* RECORDS SUPPLIED
┌──
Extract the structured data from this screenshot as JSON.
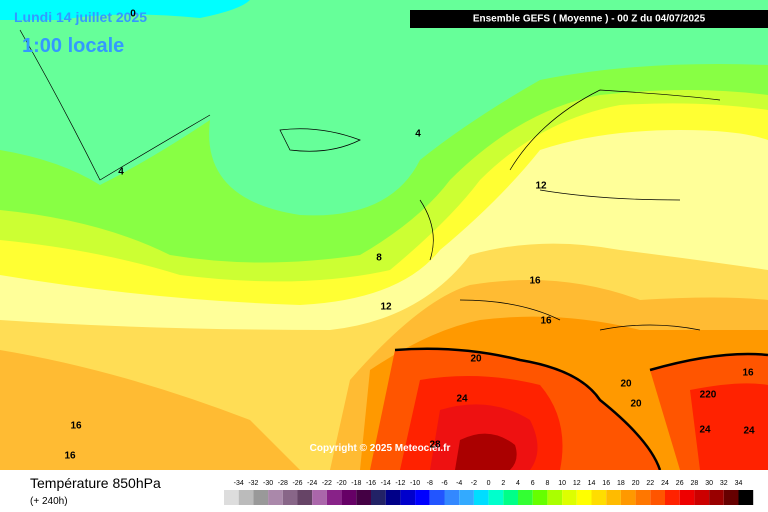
{
  "header": {
    "date": "Lundi 14 juillet 2025",
    "time": "1:00 locale",
    "run": "Ensemble GEFS  ( Moyenne )  - 00 Z du 04/07/2025"
  },
  "map": {
    "contour_labels": [
      0,
      4,
      4,
      8,
      12,
      12,
      16,
      16,
      20,
      20,
      20,
      24,
      24,
      24,
      28,
      220,
      16,
      16,
      16
    ],
    "copyright": "Copyright © 2025 Meteociel.fr"
  },
  "legend": {
    "title": "Température 850hPa",
    "subtitle": "(+ 240h)",
    "labels": [
      -34,
      -32,
      -30,
      -28,
      -26,
      -24,
      -22,
      -20,
      -18,
      -16,
      -14,
      -12,
      -10,
      -8,
      -6,
      -4,
      -2,
      0,
      2,
      4,
      6,
      8,
      10,
      12,
      14,
      16,
      18,
      20,
      22,
      24,
      26,
      28,
      30,
      32,
      34
    ],
    "colors": [
      "#dddddd",
      "#bbbbbb",
      "#999999",
      "#aa88aa",
      "#886688",
      "#664466",
      "#aa66aa",
      "#882288",
      "#660066",
      "#440044",
      "#222266",
      "#000088",
      "#0000cc",
      "#0000ff",
      "#2255ff",
      "#3388ff",
      "#33aaff",
      "#00ddff",
      "#00ffcc",
      "#00ff88",
      "#33ff33",
      "#66ff00",
      "#aaff00",
      "#ddff00",
      "#ffff00",
      "#ffdd00",
      "#ffbb00",
      "#ff9900",
      "#ff7700",
      "#ff5500",
      "#ff2200",
      "#ee0000",
      "#cc0000",
      "#990000",
      "#660000",
      "#000000"
    ]
  }
}
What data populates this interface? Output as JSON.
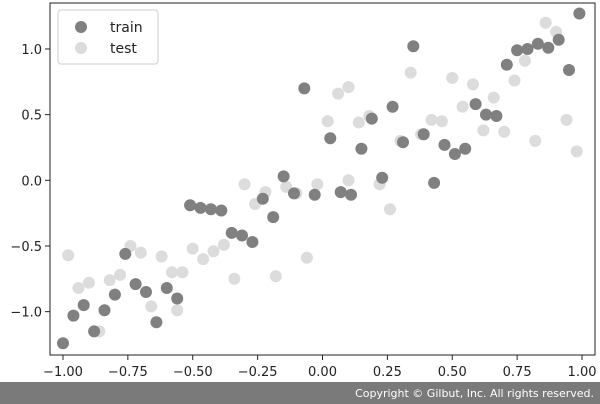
{
  "chart_data": {
    "type": "scatter",
    "title": "",
    "xlabel": "",
    "ylabel": "",
    "xlim": [
      -1.05,
      1.05
    ],
    "ylim": [
      -1.33,
      1.35
    ],
    "xticks": [
      -1.0,
      -0.75,
      -0.5,
      -0.25,
      0.0,
      0.25,
      0.5,
      0.75,
      1.0
    ],
    "xtick_labels": [
      "−1.00",
      "−0.75",
      "−0.50",
      "−0.25",
      "0.00",
      "0.25",
      "0.50",
      "0.75",
      "1.00"
    ],
    "yticks": [
      -1.0,
      -0.5,
      0.0,
      0.5,
      1.0
    ],
    "ytick_labels": [
      "−1.0",
      "−0.5",
      "0.0",
      "0.5",
      "1.0"
    ],
    "grid": false,
    "legend": "top-left",
    "series": [
      {
        "name": "train",
        "color": "#808080",
        "x": [
          -1.0,
          -0.96,
          -0.92,
          -0.88,
          -0.84,
          -0.8,
          -0.76,
          -0.72,
          -0.68,
          -0.64,
          -0.6,
          -0.56,
          -0.51,
          -0.47,
          -0.43,
          -0.39,
          -0.35,
          -0.31,
          -0.27,
          -0.23,
          -0.19,
          -0.15,
          -0.11,
          -0.07,
          -0.03,
          0.03,
          0.07,
          0.11,
          0.15,
          0.19,
          0.23,
          0.27,
          0.31,
          0.35,
          0.39,
          0.43,
          0.47,
          0.51,
          0.55,
          0.59,
          0.63,
          0.67,
          0.71,
          0.75,
          0.79,
          0.83,
          0.87,
          0.91,
          0.95,
          0.99
        ],
        "y": [
          -1.24,
          -1.03,
          -0.95,
          -1.15,
          -0.99,
          -0.87,
          -0.56,
          -0.79,
          -0.85,
          -1.08,
          -0.82,
          -0.9,
          -0.19,
          -0.21,
          -0.22,
          -0.23,
          -0.4,
          -0.42,
          -0.47,
          -0.14,
          -0.28,
          0.03,
          -0.1,
          0.7,
          -0.11,
          0.32,
          -0.09,
          -0.11,
          0.24,
          0.47,
          0.02,
          0.56,
          0.29,
          1.02,
          0.35,
          -0.02,
          0.27,
          0.2,
          0.24,
          0.58,
          0.5,
          0.49,
          0.88,
          0.99,
          1.0,
          1.04,
          1.01,
          1.07,
          0.84,
          1.27
        ]
      },
      {
        "name": "test",
        "color": "#dcdcdc",
        "x": [
          -0.98,
          -0.94,
          -0.9,
          -0.86,
          -0.82,
          -0.78,
          -0.74,
          -0.7,
          -0.66,
          -0.62,
          -0.58,
          -0.54,
          -0.5,
          -0.46,
          -0.42,
          -0.38,
          -0.34,
          -0.3,
          -0.26,
          -0.22,
          -0.18,
          -0.14,
          -0.1,
          -0.06,
          -0.02,
          0.02,
          0.06,
          0.1,
          0.14,
          0.18,
          0.22,
          0.26,
          0.3,
          0.34,
          0.38,
          0.42,
          0.46,
          0.5,
          0.54,
          0.58,
          0.62,
          0.66,
          0.7,
          0.74,
          0.78,
          0.82,
          0.86,
          0.9,
          0.94,
          0.98,
          -0.56,
          0.1
        ],
        "y": [
          -0.57,
          -0.82,
          -0.78,
          -1.15,
          -0.76,
          -0.72,
          -0.5,
          -0.55,
          -0.96,
          -0.58,
          -0.7,
          -0.7,
          -0.52,
          -0.6,
          -0.54,
          -0.49,
          -0.75,
          -0.03,
          -0.18,
          -0.09,
          -0.73,
          -0.05,
          -0.1,
          -0.59,
          -0.03,
          0.45,
          0.66,
          0.71,
          0.44,
          0.49,
          -0.03,
          -0.22,
          0.3,
          0.82,
          0.35,
          0.46,
          0.45,
          0.78,
          0.56,
          0.73,
          0.38,
          0.63,
          0.37,
          0.76,
          0.91,
          0.3,
          1.2,
          1.13,
          0.46,
          0.22,
          -0.99,
          0.0
        ]
      }
    ]
  },
  "footer": {
    "copyright": "Copyright © Gilbut, Inc. All rights reserved."
  }
}
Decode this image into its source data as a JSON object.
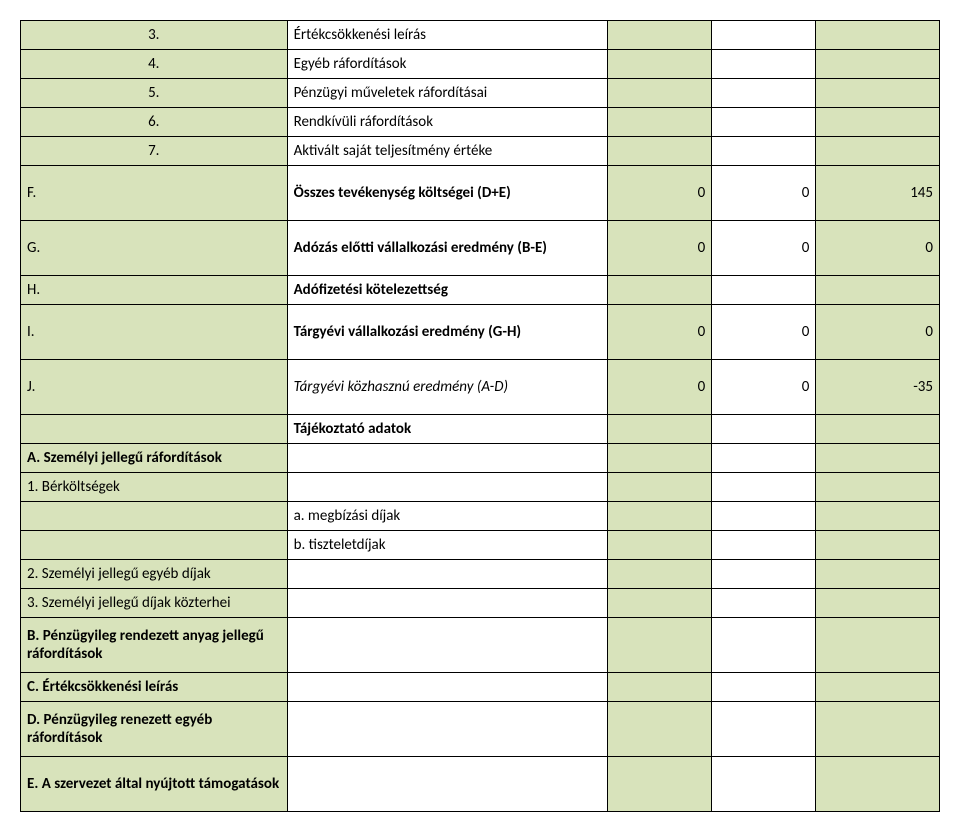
{
  "colors": {
    "altRow": "#d8e3bb",
    "border": "#000000",
    "text": "#000000",
    "background": "#ffffff"
  },
  "rows": [
    {
      "num": "3.",
      "label": "Értékcsökkenési leírás"
    },
    {
      "num": "4.",
      "label": "Egyéb ráfordítások"
    },
    {
      "num": "5.",
      "label": "Pénzügyi műveletek ráfordításai"
    },
    {
      "num": "6.",
      "label": "Rendkívüli ráfordítások"
    },
    {
      "num": "7.",
      "label": "Aktivált saját teljesítmény értéke"
    }
  ],
  "sumRows": [
    {
      "key": "F.",
      "label": "Összes tevékenység költségei (D+E)",
      "c": "0",
      "d": "0",
      "e": "145"
    },
    {
      "key": "G.",
      "label": "Adózás előtti vállalkozási eredmény (B-E)",
      "c": "0",
      "d": "0",
      "e": "0"
    },
    {
      "key": "H.",
      "label": "Adófizetési kötelezettség"
    },
    {
      "key": "I.",
      "label": "Tárgyévi vállalkozási eredmény (G-H)",
      "c": "0",
      "d": "0",
      "e": "0"
    },
    {
      "key": "J.",
      "label": "Tárgyévi közhasznú eredmény (A-D)",
      "c": "0",
      "d": "0",
      "e": "-35",
      "italic": true
    }
  ],
  "infoHeader": "Tájékoztató adatok",
  "section2": {
    "A": "A. Személyi jellegű ráfordítások",
    "r1": "1. Bérköltségek",
    "a": "a. megbízási díjak",
    "b": "b. tiszteletdíjak",
    "r2": "2. Személyi jellegű egyéb díjak",
    "r3": "3. Személyi jellegű díjak közterhei",
    "B": "B. Pénzügyileg rendezett anyag jellegű ráfordítások",
    "C": "C. Értékcsökkenési leírás",
    "D": "D. Pénzügyileg renezett egyéb ráfordítások",
    "E": "E. A szervezet által nyújtott támogatások"
  }
}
└──
* WORK TO COMPLETE
Write the listing out a second time exactly, dropping all images.

* RESULT FOR THIS TASK
Extract the structured data from this screenshot as JSON.
{
  "header": {
    "date": "Lundi 14 juillet 2025",
    "time": "1:00 locale",
    "run": "Ensemble GEFS  ( Moyenne )  - 00 Z du 04/07/2025"
  },
  "map": {
    "contour_labels": [
      0,
      4,
      4,
      8,
      12,
      12,
      16,
      16,
      20,
      20,
      20,
      24,
      24,
      24,
      28,
      220,
      16,
      16,
      16
    ],
    "copyright": "Copyright © 2025 Meteociel.fr"
  },
  "legend": {
    "title": "Température 850hPa",
    "subtitle": "(+ 240h)",
    "labels": [
      -34,
      -32,
      -30,
      -28,
      -26,
      -24,
      -22,
      -20,
      -18,
      -16,
      -14,
      -12,
      -10,
      -8,
      -6,
      -4,
      -2,
      0,
      2,
      4,
      6,
      8,
      10,
      12,
      14,
      16,
      18,
      20,
      22,
      24,
      26,
      28,
      30,
      32,
      34
    ],
    "colors": [
      "#dddddd",
      "#bbbbbb",
      "#999999",
      "#aa88aa",
      "#886688",
      "#664466",
      "#aa66aa",
      "#882288",
      "#660066",
      "#440044",
      "#222266",
      "#000088",
      "#0000cc",
      "#0000ff",
      "#2255ff",
      "#3388ff",
      "#33aaff",
      "#00ddff",
      "#00ffcc",
      "#00ff88",
      "#33ff33",
      "#66ff00",
      "#aaff00",
      "#ddff00",
      "#ffff00",
      "#ffdd00",
      "#ffbb00",
      "#ff9900",
      "#ff7700",
      "#ff5500",
      "#ff2200",
      "#ee0000",
      "#cc0000",
      "#990000",
      "#660000",
      "#000000"
    ]
  }
}
What data populates this interface? Output as JSON.
{
  "chart_data": {
    "type": "scatter",
    "title": "",
    "xlabel": "",
    "ylabel": "",
    "xlim": [
      -1.05,
      1.05
    ],
    "ylim": [
      -1.33,
      1.35
    ],
    "xticks": [
      -1.0,
      -0.75,
      -0.5,
      -0.25,
      0.0,
      0.25,
      0.5,
      0.75,
      1.0
    ],
    "xtick_labels": [
      "−1.00",
      "−0.75",
      "−0.50",
      "−0.25",
      "0.00",
      "0.25",
      "0.50",
      "0.75",
      "1.00"
    ],
    "yticks": [
      -1.0,
      -0.5,
      0.0,
      0.5,
      1.0
    ],
    "ytick_labels": [
      "−1.0",
      "−0.5",
      "0.0",
      "0.5",
      "1.0"
    ],
    "grid": false,
    "legend": "top-left",
    "series": [
      {
        "name": "train",
        "color": "#808080",
        "x": [
          -1.0,
          -0.96,
          -0.92,
          -0.88,
          -0.84,
          -0.8,
          -0.76,
          -0.72,
          -0.68,
          -0.64,
          -0.6,
          -0.56,
          -0.51,
          -0.47,
          -0.43,
          -0.39,
          -0.35,
          -0.31,
          -0.27,
          -0.23,
          -0.19,
          -0.15,
          -0.11,
          -0.07,
          -0.03,
          0.03,
          0.07,
          0.11,
          0.15,
          0.19,
          0.23,
          0.27,
          0.31,
          0.35,
          0.39,
          0.43,
          0.47,
          0.51,
          0.55,
          0.59,
          0.63,
          0.67,
          0.71,
          0.75,
          0.79,
          0.83,
          0.87,
          0.91,
          0.95,
          0.99
        ],
        "y": [
          -1.24,
          -1.03,
          -0.95,
          -1.15,
          -0.99,
          -0.87,
          -0.56,
          -0.79,
          -0.85,
          -1.08,
          -0.82,
          -0.9,
          -0.19,
          -0.21,
          -0.22,
          -0.23,
          -0.4,
          -0.42,
          -0.47,
          -0.14,
          -0.28,
          0.03,
          -0.1,
          0.7,
          -0.11,
          0.32,
          -0.09,
          -0.11,
          0.24,
          0.47,
          0.02,
          0.56,
          0.29,
          1.02,
          0.35,
          -0.02,
          0.27,
          0.2,
          0.24,
          0.58,
          0.5,
          0.49,
          0.88,
          0.99,
          1.0,
          1.04,
          1.01,
          1.07,
          0.84,
          1.27
        ]
      },
      {
        "name": "test",
        "color": "#dcdcdc",
        "x": [
          -0.98,
          -0.94,
          -0.9,
          -0.86,
          -0.82,
          -0.78,
          -0.74,
          -0.7,
          -0.66,
          -0.62,
          -0.58,
          -0.54,
          -0.5,
          -0.46,
          -0.42,
          -0.38,
          -0.34,
          -0.3,
          -0.26,
          -0.22,
          -0.18,
          -0.14,
          -0.1,
          -0.06,
          -0.02,
          0.02,
          0.06,
          0.1,
          0.14,
          0.18,
          0.22,
          0.26,
          0.3,
          0.34,
          0.38,
          0.42,
          0.46,
          0.5,
          0.54,
          0.58,
          0.62,
          0.66,
          0.7,
          0.74,
          0.78,
          0.82,
          0.86,
          0.9,
          0.94,
          0.98,
          -0.56,
          0.1
        ],
        "y": [
          -0.57,
          -0.82,
          -0.78,
          -1.15,
          -0.76,
          -0.72,
          -0.5,
          -0.55,
          -0.96,
          -0.58,
          -0.7,
          -0.7,
          -0.52,
          -0.6,
          -0.54,
          -0.49,
          -0.75,
          -0.03,
          -0.18,
          -0.09,
          -0.73,
          -0.05,
          -0.1,
          -0.59,
          -0.03,
          0.45,
          0.66,
          0.71,
          0.44,
          0.49,
          -0.03,
          -0.22,
          0.3,
          0.82,
          0.35,
          0.46,
          0.45,
          0.78,
          0.56,
          0.73,
          0.38,
          0.63,
          0.37,
          0.76,
          0.91,
          0.3,
          1.2,
          1.13,
          0.46,
          0.22,
          -0.99,
          0.0
        ]
      }
    ]
  },
  "footer": {
    "copyright": "Copyright © Gilbut, Inc. All rights reserved."
  }
}
Decode this image into its source data as a JSON object.
{
  "colors": {
    "altRow": "#d8e3bb",
    "border": "#000000",
    "text": "#000000",
    "background": "#ffffff"
  },
  "rows": [
    {
      "num": "3.",
      "label": "Értékcsökkenési leírás"
    },
    {
      "num": "4.",
      "label": "Egyéb ráfordítások"
    },
    {
      "num": "5.",
      "label": "Pénzügyi műveletek ráfordításai"
    },
    {
      "num": "6.",
      "label": "Rendkívüli ráfordítások"
    },
    {
      "num": "7.",
      "label": "Aktivált saját teljesítmény értéke"
    }
  ],
  "sumRows": [
    {
      "key": "F.",
      "label": "Összes tevékenység költségei (D+E)",
      "c": "0",
      "d": "0",
      "e": "145"
    },
    {
      "key": "G.",
      "label": "Adózás előtti vállalkozási eredmény (B-E)",
      "c": "0",
      "d": "0",
      "e": "0"
    },
    {
      "key": "H.",
      "label": "Adófizetési kötelezettség"
    },
    {
      "key": "I.",
      "label": "Tárgyévi vállalkozási eredmény (G-H)",
      "c": "0",
      "d": "0",
      "e": "0"
    },
    {
      "key": "J.",
      "label": "Tárgyévi közhasznú eredmény (A-D)",
      "c": "0",
      "d": "0",
      "e": "-35",
      "italic": true
    }
  ],
  "infoHeader": "Tájékoztató adatok",
  "section2": {
    "A": "A. Személyi jellegű ráfordítások",
    "r1": "1. Bérköltségek",
    "a": "a. megbízási díjak",
    "b": "b. tiszteletdíjak",
    "r2": "2. Személyi jellegű egyéb díjak",
    "r3": "3. Személyi jellegű díjak közterhei",
    "B": "B. Pénzügyileg rendezett anyag jellegű ráfordítások",
    "C": "C. Értékcsökkenési leírás",
    "D": "D. Pénzügyileg renezett egyéb ráfordítások",
    "E": "E. A szervezet által nyújtott támogatások"
  }
}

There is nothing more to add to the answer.